(The problem) It is required that all of the data be written out exactly.

▼

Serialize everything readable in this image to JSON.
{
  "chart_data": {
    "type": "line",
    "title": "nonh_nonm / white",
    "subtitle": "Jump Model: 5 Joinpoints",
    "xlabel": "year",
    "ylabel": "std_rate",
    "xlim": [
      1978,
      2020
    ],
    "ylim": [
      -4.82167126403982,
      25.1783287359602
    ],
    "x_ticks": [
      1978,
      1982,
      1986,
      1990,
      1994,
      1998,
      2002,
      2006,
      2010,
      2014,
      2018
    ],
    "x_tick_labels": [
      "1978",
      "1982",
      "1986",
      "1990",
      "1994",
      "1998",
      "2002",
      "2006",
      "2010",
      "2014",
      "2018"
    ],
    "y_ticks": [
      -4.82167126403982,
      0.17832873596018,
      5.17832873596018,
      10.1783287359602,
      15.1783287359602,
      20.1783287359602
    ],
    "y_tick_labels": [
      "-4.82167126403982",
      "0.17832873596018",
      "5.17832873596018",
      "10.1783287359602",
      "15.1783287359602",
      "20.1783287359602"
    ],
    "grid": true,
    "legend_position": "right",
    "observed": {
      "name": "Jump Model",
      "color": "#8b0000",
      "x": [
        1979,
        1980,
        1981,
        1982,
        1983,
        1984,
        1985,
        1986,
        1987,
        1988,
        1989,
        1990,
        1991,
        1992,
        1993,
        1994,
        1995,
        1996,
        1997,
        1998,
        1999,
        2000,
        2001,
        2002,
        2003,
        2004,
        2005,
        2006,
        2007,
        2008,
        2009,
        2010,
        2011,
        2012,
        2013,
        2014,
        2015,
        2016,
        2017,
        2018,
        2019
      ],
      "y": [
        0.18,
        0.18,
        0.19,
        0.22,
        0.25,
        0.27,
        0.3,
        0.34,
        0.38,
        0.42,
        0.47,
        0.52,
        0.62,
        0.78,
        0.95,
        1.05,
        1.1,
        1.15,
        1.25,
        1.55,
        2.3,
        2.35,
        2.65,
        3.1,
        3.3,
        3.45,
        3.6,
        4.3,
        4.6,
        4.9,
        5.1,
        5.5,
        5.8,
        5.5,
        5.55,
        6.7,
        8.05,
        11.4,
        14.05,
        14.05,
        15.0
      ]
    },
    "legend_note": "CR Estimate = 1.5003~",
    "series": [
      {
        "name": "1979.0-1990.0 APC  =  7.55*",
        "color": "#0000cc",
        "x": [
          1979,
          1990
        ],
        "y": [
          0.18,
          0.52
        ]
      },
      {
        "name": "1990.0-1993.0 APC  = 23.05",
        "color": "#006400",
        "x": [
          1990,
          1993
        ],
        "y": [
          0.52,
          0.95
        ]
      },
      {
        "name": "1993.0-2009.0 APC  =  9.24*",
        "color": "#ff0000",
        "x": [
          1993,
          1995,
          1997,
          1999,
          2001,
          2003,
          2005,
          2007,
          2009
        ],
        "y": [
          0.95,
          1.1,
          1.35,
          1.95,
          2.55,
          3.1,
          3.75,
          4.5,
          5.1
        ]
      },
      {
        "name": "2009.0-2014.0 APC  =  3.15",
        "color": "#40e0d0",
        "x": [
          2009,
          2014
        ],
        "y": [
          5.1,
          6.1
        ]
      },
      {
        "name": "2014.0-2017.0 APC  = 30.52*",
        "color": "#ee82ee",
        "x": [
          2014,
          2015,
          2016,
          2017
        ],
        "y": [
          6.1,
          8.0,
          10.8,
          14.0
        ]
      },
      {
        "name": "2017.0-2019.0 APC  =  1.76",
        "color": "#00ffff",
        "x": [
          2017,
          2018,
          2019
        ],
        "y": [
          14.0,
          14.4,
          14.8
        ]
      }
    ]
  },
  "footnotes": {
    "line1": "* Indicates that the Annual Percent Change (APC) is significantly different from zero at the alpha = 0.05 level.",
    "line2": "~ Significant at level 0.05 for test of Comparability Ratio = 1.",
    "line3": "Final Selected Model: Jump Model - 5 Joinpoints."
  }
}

▲

(Exercise output)
Serialize everything readable in this image to JSON.
{
  "chart_data": {
    "type": "line",
    "title": "nonh_nonm / white",
    "subtitle": "Jump Model: 5 Joinpoints",
    "xlabel": "year",
    "ylabel": "std_rate",
    "xlim": [
      1978,
      2020
    ],
    "ylim": [
      -4.82167126403982,
      25.1783287359602
    ],
    "x_ticks": [
      1978,
      1982,
      1986,
      1990,
      1994,
      1998,
      2002,
      2006,
      2010,
      2014,
      2018
    ],
    "x_tick_labels": [
      "1978",
      "1982",
      "1986",
      "1990",
      "1994",
      "1998",
      "2002",
      "2006",
      "2010",
      "2014",
      "2018"
    ],
    "y_ticks": [
      -4.82167126403982,
      0.17832873596018,
      5.17832873596018,
      10.1783287359602,
      15.1783287359602,
      20.1783287359602
    ],
    "y_tick_labels": [
      "-4.82167126403982",
      "0.17832873596018",
      "5.17832873596018",
      "10.1783287359602",
      "15.1783287359602",
      "20.1783287359602"
    ],
    "grid": true,
    "legend_position": "right",
    "observed": {
      "name": "Jump Model",
      "color": "#8b0000",
      "x": [
        1979,
        1980,
        1981,
        1982,
        1983,
        1984,
        1985,
        1986,
        1987,
        1988,
        1989,
        1990,
        1991,
        1992,
        1993,
        1994,
        1995,
        1996,
        1997,
        1998,
        1999,
        2000,
        2001,
        2002,
        2003,
        2004,
        2005,
        2006,
        2007,
        2008,
        2009,
        2010,
        2011,
        2012,
        2013,
        2014,
        2015,
        2016,
        2017,
        2018,
        2019
      ],
      "y": [
        0.18,
        0.18,
        0.19,
        0.22,
        0.25,
        0.27,
        0.3,
        0.34,
        0.38,
        0.42,
        0.47,
        0.52,
        0.62,
        0.78,
        0.95,
        1.05,
        1.1,
        1.15,
        1.25,
        1.55,
        2.3,
        2.35,
        2.65,
        3.1,
        3.3,
        3.45,
        3.6,
        4.3,
        4.6,
        4.9,
        5.1,
        5.5,
        5.8,
        5.5,
        5.55,
        6.7,
        8.05,
        11.4,
        14.05,
        14.05,
        15.0
      ]
    },
    "legend_note": "CR Estimate = 1.5003~",
    "series": [
      {
        "name": "1979.0-1990.0 APC  =  7.55*",
        "color": "#0000cc",
        "x": [
          1979,
          1990
        ],
        "y": [
          0.18,
          0.52
        ]
      },
      {
        "name": "1990.0-1993.0 APC  = 23.05",
        "color": "#006400",
        "x": [
          1990,
          1993
        ],
        "y": [
          0.52,
          0.95
        ]
      },
      {
        "name": "1993.0-2009.0 APC  =  9.24*",
        "color": "#ff0000",
        "x": [
          1993,
          1995,
          1997,
          1999,
          2001,
          2003,
          2005,
          2007,
          2009
        ],
        "y": [
          0.95,
          1.1,
          1.35,
          1.95,
          2.55,
          3.1,
          3.75,
          4.5,
          5.1
        ]
      },
      {
        "name": "2009.0-2014.0 APC  =  3.15",
        "color": "#40e0d0",
        "x": [
          2009,
          2014
        ],
        "y": [
          5.1,
          6.1
        ]
      },
      {
        "name": "2014.0-2017.0 APC  = 30.52*",
        "color": "#ee82ee",
        "x": [
          2014,
          2015,
          2016,
          2017
        ],
        "y": [
          6.1,
          8.0,
          10.8,
          14.0
        ]
      },
      {
        "name": "2017.0-2019.0 APC  =  1.76",
        "color": "#00ffff",
        "x": [
          2017,
          2018,
          2019
        ],
        "y": [
          14.0,
          14.4,
          14.8
        ]
      }
    ]
  },
  "footnotes": {
    "line1": "* Indicates that the Annual Percent Change (APC) is significantly different from zero at the alpha = 0.05 level.",
    "line2": "~ Significant at level 0.05 for test of Comparability Ratio = 1.",
    "line3": "Final Selected Model: Jump Model - 5 Joinpoints."
  }
}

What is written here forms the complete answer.